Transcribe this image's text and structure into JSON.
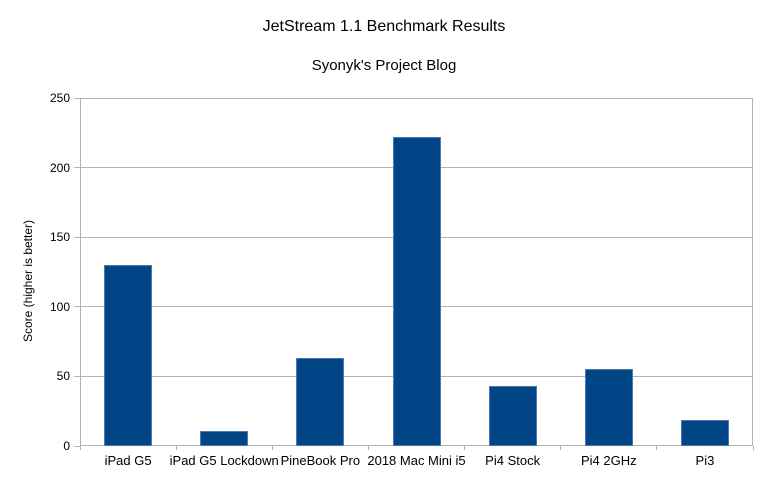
{
  "chart_data": {
    "type": "bar",
    "title": "JetStream 1.1 Benchmark Results",
    "subtitle": "Syonyk's Project Blog",
    "ylabel": "Score (higher is better)",
    "xlabel": "",
    "categories": [
      "iPad G5",
      "iPad G5 Lockdown",
      "PineBook Pro",
      "2018 Mac Mini i5",
      "Pi4 Stock",
      "Pi4 2GHz",
      "Pi3"
    ],
    "values": [
      130,
      11,
      63,
      222,
      43,
      55,
      19
    ],
    "ylim": [
      0,
      250
    ],
    "yticks": [
      0,
      50,
      100,
      150,
      200,
      250
    ],
    "grid": true,
    "legend": "none",
    "colors": {
      "bar_fill": "#004586",
      "bar_border": "#4a7aad",
      "grid": "#b3b3b3",
      "axis": "#b3b3b3",
      "text": "#000000",
      "background": "#ffffff"
    }
  }
}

EXERCISE INSTRUCTIONS => Extract the full listing above verbatim; pictures are to be left out of the copy.

THE REPLY =>
Transcribe this image's text and structure into JSON.
{
  "chart_data": {
    "type": "bar",
    "title": "JetStream 1.1 Benchmark Results",
    "subtitle": "Syonyk's Project Blog",
    "ylabel": "Score (higher is better)",
    "xlabel": "",
    "categories": [
      "iPad G5",
      "iPad G5 Lockdown",
      "PineBook Pro",
      "2018 Mac Mini i5",
      "Pi4 Stock",
      "Pi4 2GHz",
      "Pi3"
    ],
    "values": [
      130,
      11,
      63,
      222,
      43,
      55,
      19
    ],
    "ylim": [
      0,
      250
    ],
    "yticks": [
      0,
      50,
      100,
      150,
      200,
      250
    ],
    "grid": true,
    "legend": "none",
    "colors": {
      "bar_fill": "#004586",
      "bar_border": "#4a7aad",
      "grid": "#b3b3b3",
      "axis": "#b3b3b3",
      "text": "#000000",
      "background": "#ffffff"
    }
  }
}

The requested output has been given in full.